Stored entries
********************
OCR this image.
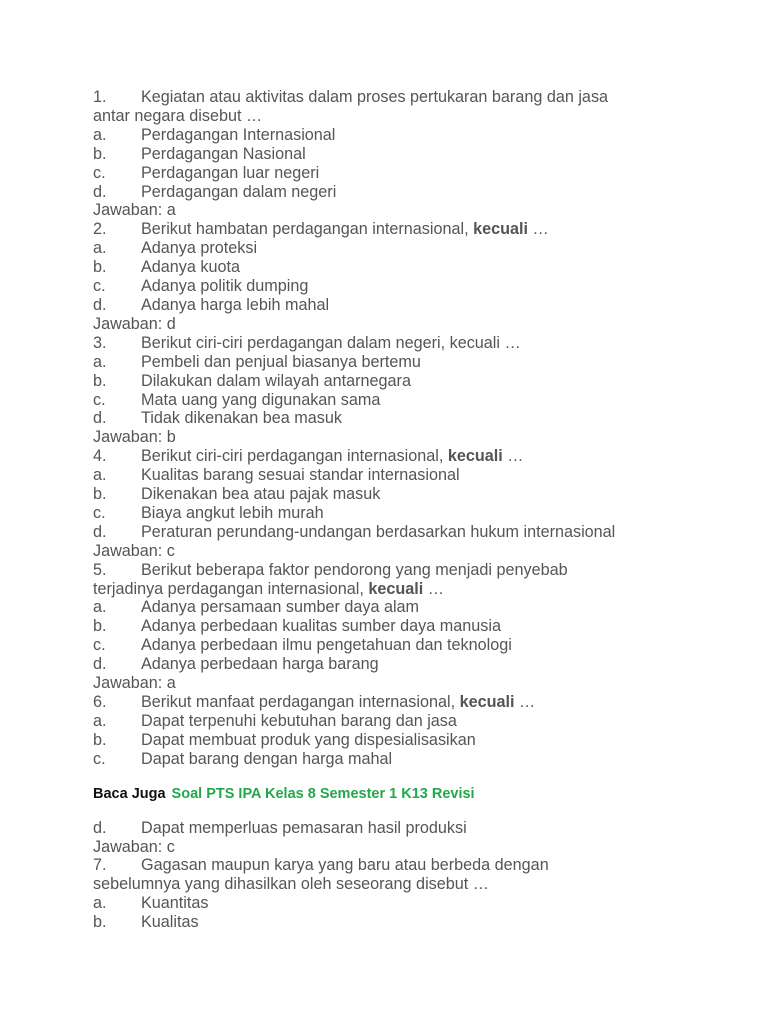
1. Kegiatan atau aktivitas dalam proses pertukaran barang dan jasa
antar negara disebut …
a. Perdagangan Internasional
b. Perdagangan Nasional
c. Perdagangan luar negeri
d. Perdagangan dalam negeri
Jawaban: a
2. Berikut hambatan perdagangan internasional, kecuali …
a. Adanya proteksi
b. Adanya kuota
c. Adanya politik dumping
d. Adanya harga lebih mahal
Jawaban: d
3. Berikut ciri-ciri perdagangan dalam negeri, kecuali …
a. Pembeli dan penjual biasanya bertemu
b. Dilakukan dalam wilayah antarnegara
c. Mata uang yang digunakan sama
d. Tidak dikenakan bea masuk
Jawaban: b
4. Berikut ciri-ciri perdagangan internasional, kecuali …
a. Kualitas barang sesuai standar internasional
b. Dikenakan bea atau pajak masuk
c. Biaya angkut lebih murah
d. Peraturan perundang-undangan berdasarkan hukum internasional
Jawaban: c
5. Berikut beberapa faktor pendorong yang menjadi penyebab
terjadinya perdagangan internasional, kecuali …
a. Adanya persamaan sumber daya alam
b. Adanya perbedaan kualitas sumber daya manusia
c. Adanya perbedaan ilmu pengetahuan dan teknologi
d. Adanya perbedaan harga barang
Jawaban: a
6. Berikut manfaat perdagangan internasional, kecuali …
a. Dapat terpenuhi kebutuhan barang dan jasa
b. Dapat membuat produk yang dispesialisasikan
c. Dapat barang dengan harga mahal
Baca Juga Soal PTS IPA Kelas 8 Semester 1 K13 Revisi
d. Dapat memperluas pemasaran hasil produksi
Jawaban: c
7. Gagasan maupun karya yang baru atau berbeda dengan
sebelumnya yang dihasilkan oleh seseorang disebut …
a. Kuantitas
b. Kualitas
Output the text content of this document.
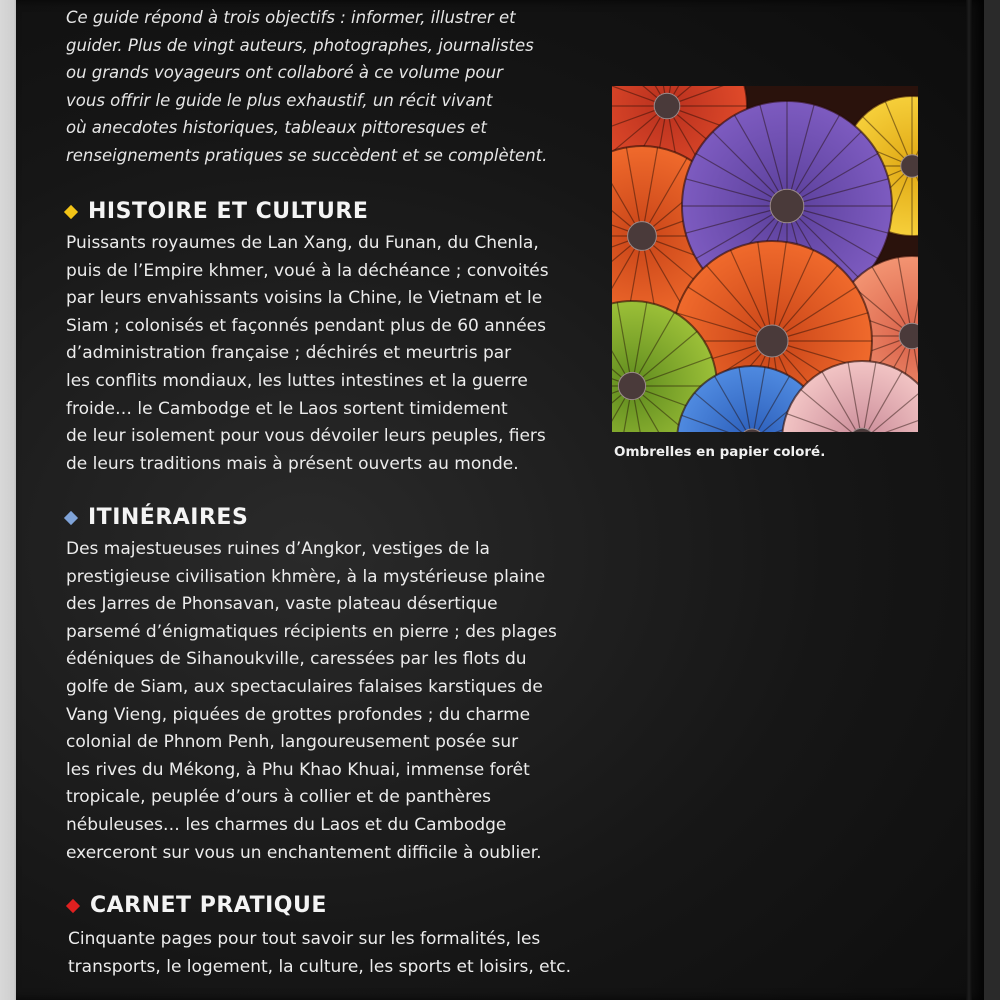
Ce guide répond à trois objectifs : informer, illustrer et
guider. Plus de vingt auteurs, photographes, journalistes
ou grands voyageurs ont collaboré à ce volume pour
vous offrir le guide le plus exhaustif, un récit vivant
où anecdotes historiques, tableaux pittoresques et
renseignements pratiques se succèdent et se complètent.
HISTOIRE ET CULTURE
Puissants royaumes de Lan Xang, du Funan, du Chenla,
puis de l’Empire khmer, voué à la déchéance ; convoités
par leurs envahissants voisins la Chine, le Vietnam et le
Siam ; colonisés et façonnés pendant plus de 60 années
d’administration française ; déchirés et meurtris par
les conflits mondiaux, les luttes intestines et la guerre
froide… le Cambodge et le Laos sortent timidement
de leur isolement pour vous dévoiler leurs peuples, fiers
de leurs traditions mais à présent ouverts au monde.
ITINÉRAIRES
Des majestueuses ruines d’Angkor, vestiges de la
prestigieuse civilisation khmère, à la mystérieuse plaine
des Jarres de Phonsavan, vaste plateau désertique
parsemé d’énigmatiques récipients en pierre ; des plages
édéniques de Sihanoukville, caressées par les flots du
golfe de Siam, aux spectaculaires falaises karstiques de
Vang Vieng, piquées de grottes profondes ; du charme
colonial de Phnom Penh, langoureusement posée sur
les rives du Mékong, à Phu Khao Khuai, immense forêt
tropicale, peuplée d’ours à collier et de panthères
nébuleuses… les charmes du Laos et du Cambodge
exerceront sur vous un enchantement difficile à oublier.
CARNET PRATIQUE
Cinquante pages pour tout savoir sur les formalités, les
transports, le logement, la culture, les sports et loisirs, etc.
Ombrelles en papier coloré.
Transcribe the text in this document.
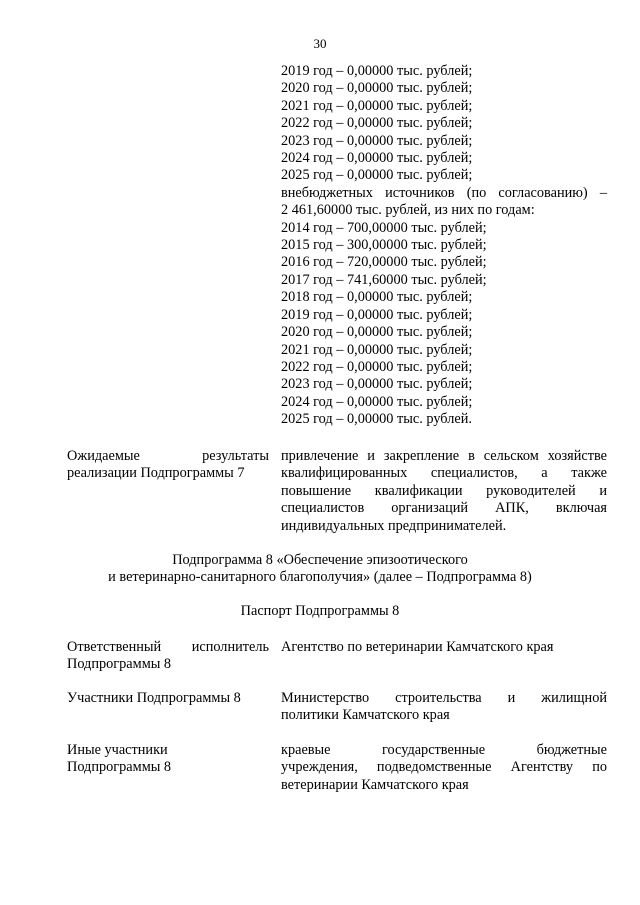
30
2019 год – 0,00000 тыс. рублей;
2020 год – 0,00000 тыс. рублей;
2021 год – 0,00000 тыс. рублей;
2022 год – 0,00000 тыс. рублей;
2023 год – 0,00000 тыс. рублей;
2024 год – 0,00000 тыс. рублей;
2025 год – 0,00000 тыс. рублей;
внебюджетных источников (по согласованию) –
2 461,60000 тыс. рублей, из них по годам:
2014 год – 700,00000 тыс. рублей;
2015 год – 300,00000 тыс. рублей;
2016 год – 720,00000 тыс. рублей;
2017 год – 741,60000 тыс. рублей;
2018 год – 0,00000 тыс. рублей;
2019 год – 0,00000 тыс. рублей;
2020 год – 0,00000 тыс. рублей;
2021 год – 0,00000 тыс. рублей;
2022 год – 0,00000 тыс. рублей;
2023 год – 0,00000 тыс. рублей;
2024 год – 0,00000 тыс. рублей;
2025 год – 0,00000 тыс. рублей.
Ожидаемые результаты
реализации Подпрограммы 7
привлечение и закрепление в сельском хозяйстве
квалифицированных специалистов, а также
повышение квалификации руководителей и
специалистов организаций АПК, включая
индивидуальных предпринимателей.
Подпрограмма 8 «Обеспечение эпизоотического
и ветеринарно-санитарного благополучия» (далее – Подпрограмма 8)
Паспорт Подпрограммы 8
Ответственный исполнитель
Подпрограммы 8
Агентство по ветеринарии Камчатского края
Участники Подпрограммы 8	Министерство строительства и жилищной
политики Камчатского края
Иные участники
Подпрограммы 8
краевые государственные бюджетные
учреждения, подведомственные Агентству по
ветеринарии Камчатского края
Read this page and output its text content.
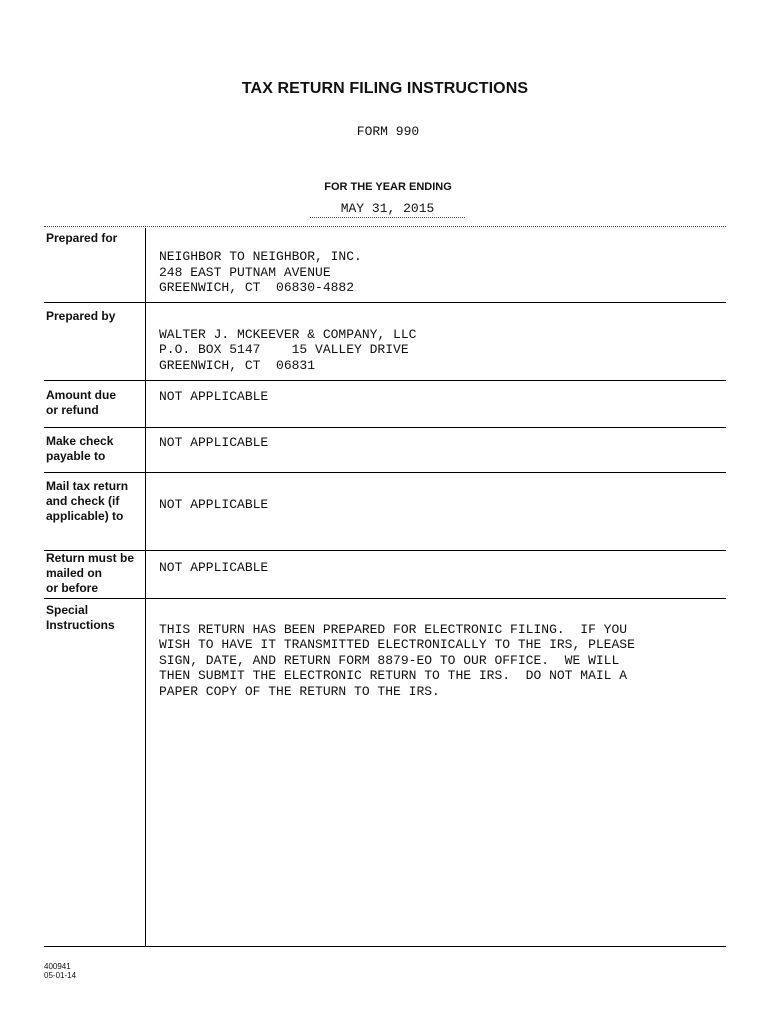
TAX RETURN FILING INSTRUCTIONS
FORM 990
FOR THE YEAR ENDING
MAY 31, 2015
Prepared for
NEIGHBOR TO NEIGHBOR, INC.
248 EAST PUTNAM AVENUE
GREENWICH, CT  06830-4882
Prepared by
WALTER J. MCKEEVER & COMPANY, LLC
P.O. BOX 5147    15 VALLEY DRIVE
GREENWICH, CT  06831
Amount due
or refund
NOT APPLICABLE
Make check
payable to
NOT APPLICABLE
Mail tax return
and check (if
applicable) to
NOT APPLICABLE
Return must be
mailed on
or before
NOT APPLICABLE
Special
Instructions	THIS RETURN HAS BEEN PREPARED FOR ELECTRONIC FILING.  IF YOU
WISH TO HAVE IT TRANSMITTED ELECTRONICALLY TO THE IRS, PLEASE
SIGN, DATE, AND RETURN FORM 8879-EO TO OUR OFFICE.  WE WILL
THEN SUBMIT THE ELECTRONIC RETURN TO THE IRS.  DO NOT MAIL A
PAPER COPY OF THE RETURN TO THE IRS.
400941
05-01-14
********************
Problem details:
List all lines above in which the string "content" appears.

Complete output:
Output the text content of this document.
Read this page and output its text content.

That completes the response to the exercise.